The listing beneath should be written out in full, exactly as shown.

************

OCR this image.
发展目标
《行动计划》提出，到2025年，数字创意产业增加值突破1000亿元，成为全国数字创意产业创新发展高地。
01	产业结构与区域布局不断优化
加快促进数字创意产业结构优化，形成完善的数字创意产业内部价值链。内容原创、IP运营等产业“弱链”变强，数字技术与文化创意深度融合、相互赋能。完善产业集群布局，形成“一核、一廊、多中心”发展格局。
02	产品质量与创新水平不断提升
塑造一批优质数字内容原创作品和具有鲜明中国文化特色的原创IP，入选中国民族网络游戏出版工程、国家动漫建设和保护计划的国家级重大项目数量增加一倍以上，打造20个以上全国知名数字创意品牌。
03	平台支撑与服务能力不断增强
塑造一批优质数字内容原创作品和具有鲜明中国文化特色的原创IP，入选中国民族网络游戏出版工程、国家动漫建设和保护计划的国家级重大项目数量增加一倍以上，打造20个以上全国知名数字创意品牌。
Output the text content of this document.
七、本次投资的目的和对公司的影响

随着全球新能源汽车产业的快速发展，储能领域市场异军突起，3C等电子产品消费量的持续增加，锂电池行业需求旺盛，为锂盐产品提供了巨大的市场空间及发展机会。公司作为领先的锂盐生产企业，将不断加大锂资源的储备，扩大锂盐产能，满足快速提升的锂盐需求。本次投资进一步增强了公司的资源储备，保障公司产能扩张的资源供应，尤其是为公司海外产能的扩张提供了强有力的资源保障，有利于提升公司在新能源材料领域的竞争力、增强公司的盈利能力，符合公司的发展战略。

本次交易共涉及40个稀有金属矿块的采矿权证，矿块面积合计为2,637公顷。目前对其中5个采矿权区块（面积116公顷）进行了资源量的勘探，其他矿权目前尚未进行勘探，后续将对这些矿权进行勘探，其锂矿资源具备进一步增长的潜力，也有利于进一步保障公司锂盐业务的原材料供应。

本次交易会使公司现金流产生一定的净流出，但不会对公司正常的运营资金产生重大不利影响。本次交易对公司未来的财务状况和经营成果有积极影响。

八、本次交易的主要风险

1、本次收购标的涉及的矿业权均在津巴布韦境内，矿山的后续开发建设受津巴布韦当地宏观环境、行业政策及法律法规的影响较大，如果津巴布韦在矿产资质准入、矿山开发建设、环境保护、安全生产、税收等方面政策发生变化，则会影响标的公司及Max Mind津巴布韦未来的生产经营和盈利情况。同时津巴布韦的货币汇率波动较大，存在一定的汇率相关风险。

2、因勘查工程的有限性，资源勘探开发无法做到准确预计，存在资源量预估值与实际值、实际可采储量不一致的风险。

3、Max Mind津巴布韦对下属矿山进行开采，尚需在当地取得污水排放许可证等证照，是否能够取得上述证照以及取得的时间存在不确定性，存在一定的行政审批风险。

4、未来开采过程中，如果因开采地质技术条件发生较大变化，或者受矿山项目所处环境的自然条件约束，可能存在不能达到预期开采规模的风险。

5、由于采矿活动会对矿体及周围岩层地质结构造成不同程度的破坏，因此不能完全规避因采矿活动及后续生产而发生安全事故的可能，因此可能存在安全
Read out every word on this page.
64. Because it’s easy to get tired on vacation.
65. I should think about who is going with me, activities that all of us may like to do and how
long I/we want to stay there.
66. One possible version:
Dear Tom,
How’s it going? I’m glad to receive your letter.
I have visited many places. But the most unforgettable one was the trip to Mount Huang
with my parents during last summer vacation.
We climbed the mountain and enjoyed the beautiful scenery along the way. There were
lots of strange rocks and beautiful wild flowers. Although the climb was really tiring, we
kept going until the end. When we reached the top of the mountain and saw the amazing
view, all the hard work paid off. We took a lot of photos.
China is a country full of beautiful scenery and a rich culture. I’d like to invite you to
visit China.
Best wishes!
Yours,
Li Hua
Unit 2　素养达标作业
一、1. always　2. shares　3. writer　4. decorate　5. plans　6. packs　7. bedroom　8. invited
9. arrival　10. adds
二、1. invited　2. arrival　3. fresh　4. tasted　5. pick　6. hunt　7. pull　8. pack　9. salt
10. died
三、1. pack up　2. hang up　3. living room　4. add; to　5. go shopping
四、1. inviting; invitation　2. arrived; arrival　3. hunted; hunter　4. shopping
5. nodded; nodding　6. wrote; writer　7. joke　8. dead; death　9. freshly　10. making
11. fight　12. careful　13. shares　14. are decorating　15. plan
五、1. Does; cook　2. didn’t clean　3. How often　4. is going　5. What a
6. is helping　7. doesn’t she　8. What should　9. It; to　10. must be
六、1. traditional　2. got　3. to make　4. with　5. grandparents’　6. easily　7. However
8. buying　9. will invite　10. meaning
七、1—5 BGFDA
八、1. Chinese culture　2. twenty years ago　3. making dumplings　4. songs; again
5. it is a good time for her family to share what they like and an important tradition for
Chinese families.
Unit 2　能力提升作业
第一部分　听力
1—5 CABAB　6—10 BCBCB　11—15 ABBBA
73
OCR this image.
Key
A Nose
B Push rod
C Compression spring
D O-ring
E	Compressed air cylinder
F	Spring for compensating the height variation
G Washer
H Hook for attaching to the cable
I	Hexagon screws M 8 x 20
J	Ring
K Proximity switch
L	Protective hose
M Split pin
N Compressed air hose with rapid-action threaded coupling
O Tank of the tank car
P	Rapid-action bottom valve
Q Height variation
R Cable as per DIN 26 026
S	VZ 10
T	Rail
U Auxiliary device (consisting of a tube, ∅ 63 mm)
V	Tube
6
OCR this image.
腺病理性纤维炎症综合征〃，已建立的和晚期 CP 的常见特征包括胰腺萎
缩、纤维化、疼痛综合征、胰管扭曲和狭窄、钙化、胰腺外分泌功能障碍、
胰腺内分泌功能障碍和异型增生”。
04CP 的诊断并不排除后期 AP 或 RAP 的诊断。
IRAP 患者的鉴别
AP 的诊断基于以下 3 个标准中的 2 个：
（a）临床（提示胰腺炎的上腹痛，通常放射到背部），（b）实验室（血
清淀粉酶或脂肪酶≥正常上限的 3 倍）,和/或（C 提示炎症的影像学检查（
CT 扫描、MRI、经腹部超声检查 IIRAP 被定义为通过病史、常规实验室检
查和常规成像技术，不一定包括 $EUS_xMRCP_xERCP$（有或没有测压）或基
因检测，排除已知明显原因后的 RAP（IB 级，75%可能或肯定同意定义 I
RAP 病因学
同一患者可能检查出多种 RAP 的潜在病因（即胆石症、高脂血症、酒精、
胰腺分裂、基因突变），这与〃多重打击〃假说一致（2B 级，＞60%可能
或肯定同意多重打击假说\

************

**THE OUTPUT**
OCR this image.
发展目标
《行动计划》提出，到2025年，数字创意产业增加值突破1000亿元，成为全国数字创意产业创新发展高地。
01	产业结构与区域布局不断优化
加快促进数字创意产业结构优化，形成完善的数字创意产业内部价值链。内容原创、IP运营等产业“弱链”变强，数字技术与文化创意深度融合、相互赋能。完善产业集群布局，形成“一核、一廊、多中心”发展格局。
02	产品质量与创新水平不断提升
塑造一批优质数字内容原创作品和具有鲜明中国文化特色的原创IP，入选中国民族网络游戏出版工程、国家动漫建设和保护计划的国家级重大项目数量增加一倍以上，打造20个以上全国知名数字创意品牌。
03	平台支撑与服务能力不断增强
塑造一批优质数字内容原创作品和具有鲜明中国文化特色的原创IP，入选中国民族网络游戏出版工程、国家动漫建设和保护计划的国家级重大项目数量增加一倍以上，打造20个以上全国知名数字创意品牌。
Output the text content of this document.
七、本次投资的目的和对公司的影响

随着全球新能源汽车产业的快速发展，储能领域市场异军突起，3C等电子产品消费量的持续增加，锂电池行业需求旺盛，为锂盐产品提供了巨大的市场空间及发展机会。公司作为领先的锂盐生产企业，将不断加大锂资源的储备，扩大锂盐产能，满足快速提升的锂盐需求。本次投资进一步增强了公司的资源储备，保障公司产能扩张的资源供应，尤其是为公司海外产能的扩张提供了强有力的资源保障，有利于提升公司在新能源材料领域的竞争力、增强公司的盈利能力，符合公司的发展战略。

本次交易共涉及40个稀有金属矿块的采矿权证，矿块面积合计为2,637公顷。目前对其中5个采矿权区块（面积116公顷）进行了资源量的勘探，其他矿权目前尚未进行勘探，后续将对这些矿权进行勘探，其锂矿资源具备进一步增长的潜力，也有利于进一步保障公司锂盐业务的原材料供应。

本次交易会使公司现金流产生一定的净流出，但不会对公司正常的运营资金产生重大不利影响。本次交易对公司未来的财务状况和经营成果有积极影响。

八、本次交易的主要风险

1、本次收购标的涉及的矿业权均在津巴布韦境内，矿山的后续开发建设受津巴布韦当地宏观环境、行业政策及法律法规的影响较大，如果津巴布韦在矿产资质准入、矿山开发建设、环境保护、安全生产、税收等方面政策发生变化，则会影响标的公司及Max Mind津巴布韦未来的生产经营和盈利情况。同时津巴布韦的货币汇率波动较大，存在一定的汇率相关风险。

2、因勘查工程的有限性，资源勘探开发无法做到准确预计，存在资源量预估值与实际值、实际可采储量不一致的风险。

3、Max Mind津巴布韦对下属矿山进行开采，尚需在当地取得污水排放许可证等证照，是否能够取得上述证照以及取得的时间存在不确定性，存在一定的行政审批风险。

4、未来开采过程中，如果因开采地质技术条件发生较大变化，或者受矿山项目所处环境的自然条件约束，可能存在不能达到预期开采规模的风险。

5、由于采矿活动会对矿体及周围岩层地质结构造成不同程度的破坏，因此不能完全规避因采矿活动及后续生产而发生安全事故的可能，因此可能存在安全
Read out every word on this page.
64. Because it’s easy to get tired on vacation.
65. I should think about who is going with me, activities that all of us may like to do and how
long I/we want to stay there.
66. One possible version:
Dear Tom,
How’s it going? I’m glad to receive your letter.
I have visited many places. But the most unforgettable one was the trip to Mount Huang
with my parents during last summer vacation.
We climbed the mountain and enjoyed the beautiful scenery along the way. There were
lots of strange rocks and beautiful wild flowers. Although the climb was really tiring, we
kept going until the end. When we reached the top of the mountain and saw the amazing
view, all the hard work paid off. We took a lot of photos.
China is a country full of beautiful scenery and a rich culture. I’d like to invite you to
visit China.
Best wishes!
Yours,
Li Hua
Unit 2　素养达标作业
一、1. always　2. shares　3. writer　4. decorate　5. plans　6. packs　7. bedroom　8. invited
9. arrival　10. adds
二、1. invited　2. arrival　3. fresh　4. tasted　5. pick　6. hunt　7. pull　8. pack　9. salt
10. died
三、1. pack up　2. hang up　3. living room　4. add; to　5. go shopping
四、1. inviting; invitation　2. arrived; arrival　3. hunted; hunter　4. shopping
5. nodded; nodding　6. wrote; writer　7. joke　8. dead; death　9. freshly　10. making
11. fight　12. careful　13. shares　14. are decorating　15. plan
五、1. Does; cook　2. didn’t clean　3. How often　4. is going　5. What a
6. is helping　7. doesn’t she　8. What should　9. It; to　10. must be
六、1. traditional　2. got　3. to make　4. with　5. grandparents’　6. easily　7. However
8. buying　9. will invite　10. meaning
七、1—5 BGFDA
八、1. Chinese culture　2. twenty years ago　3. making dumplings　4. songs; again
5. it is a good time for her family to share what they like and an important tradition for
Chinese families.
Unit 2　能力提升作业
第一部分　听力
1—5 CABAB　6—10 BCBCB　11—15 ABBBA
73
OCR this image.
Key
A Nose
B Push rod
C Compression spring
D O-ring
E	Compressed air cylinder
F	Spring for compensating the height variation
G Washer
H Hook for attaching to the cable
I	Hexagon screws M 8 x 20
J	Ring
K Proximity switch
L	Protective hose
M Split pin
N Compressed air hose with rapid-action threaded coupling
O Tank of the tank car
P	Rapid-action bottom valve
Q Height variation
R Cable as per DIN 26 026
S	VZ 10
T	Rail
U Auxiliary device (consisting of a tube, ∅ 63 mm)
V	Tube
6
OCR this image.
腺病理性纤维炎症综合征〃，已建立的和晚期 CP 的常见特征包括胰腺萎
缩、纤维化、疼痛综合征、胰管扭曲和狭窄、钙化、胰腺外分泌功能障碍、
胰腺内分泌功能障碍和异型增生”。
04CP 的诊断并不排除后期 AP 或 RAP 的诊断。
IRAP 患者的鉴别
AP 的诊断基于以下 3 个标准中的 2 个：
（a）临床（提示胰腺炎的上腹痛，通常放射到背部），（b）实验室（血
清淀粉酶或脂肪酶≥正常上限的 3 倍）,和/或（C 提示炎症的影像学检查（
CT 扫描、MRI、经腹部超声检查 IIRAP 被定义为通过病史、常规实验室检
查和常规成像技术，不一定包括 $EUS_xMRCP_xERCP$（有或没有测压）或基
因检测，排除已知明显原因后的 RAP（IB 级，75%可能或肯定同意定义 I
RAP 病因学
同一患者可能检查出多种 RAP 的潜在病因（即胆石症、高脂血症、酒精、
胰腺分裂、基因突变），这与〃多重打击〃假说一致（2B 级，＞60%可能
或肯定同意多重打击假说\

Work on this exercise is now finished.